Repeat the material below exactly, line for line.

>> START PROVIDED RECORDS

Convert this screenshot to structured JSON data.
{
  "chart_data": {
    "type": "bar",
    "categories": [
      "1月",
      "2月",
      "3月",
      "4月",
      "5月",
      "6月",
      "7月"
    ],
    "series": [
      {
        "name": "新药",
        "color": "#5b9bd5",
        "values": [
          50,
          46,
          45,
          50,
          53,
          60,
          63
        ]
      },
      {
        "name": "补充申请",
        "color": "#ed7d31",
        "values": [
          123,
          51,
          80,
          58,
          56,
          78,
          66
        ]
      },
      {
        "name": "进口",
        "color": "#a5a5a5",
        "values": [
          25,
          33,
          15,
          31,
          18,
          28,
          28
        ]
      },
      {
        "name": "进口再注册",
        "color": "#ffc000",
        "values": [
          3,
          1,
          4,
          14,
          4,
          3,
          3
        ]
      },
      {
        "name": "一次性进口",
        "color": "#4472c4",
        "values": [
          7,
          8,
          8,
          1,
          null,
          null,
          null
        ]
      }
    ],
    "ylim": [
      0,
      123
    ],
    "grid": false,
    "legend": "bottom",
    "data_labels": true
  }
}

>> END PROVIDED RECORDS

[ANSWER TO THIS PROBLEM]
Convert this screenshot to structured JSON data.
{
  "chart_data": {
    "type": "bar",
    "categories": [
      "1月",
      "2月",
      "3月",
      "4月",
      "5月",
      "6月",
      "7月"
    ],
    "series": [
      {
        "name": "新药",
        "color": "#5b9bd5",
        "values": [
          50,
          46,
          45,
          50,
          53,
          60,
          63
        ]
      },
      {
        "name": "补充申请",
        "color": "#ed7d31",
        "values": [
          123,
          51,
          80,
          58,
          56,
          78,
          66
        ]
      },
      {
        "name": "进口",
        "color": "#a5a5a5",
        "values": [
          25,
          33,
          15,
          31,
          18,
          28,
          28
        ]
      },
      {
        "name": "进口再注册",
        "color": "#ffc000",
        "values": [
          3,
          1,
          4,
          14,
          4,
          3,
          3
        ]
      },
      {
        "name": "一次性进口",
        "color": "#4472c4",
        "values": [
          7,
          8,
          8,
          1,
          null,
          null,
          null
        ]
      }
    ],
    "ylim": [
      0,
      123
    ],
    "grid": false,
    "legend": "bottom",
    "data_labels": true
  }
}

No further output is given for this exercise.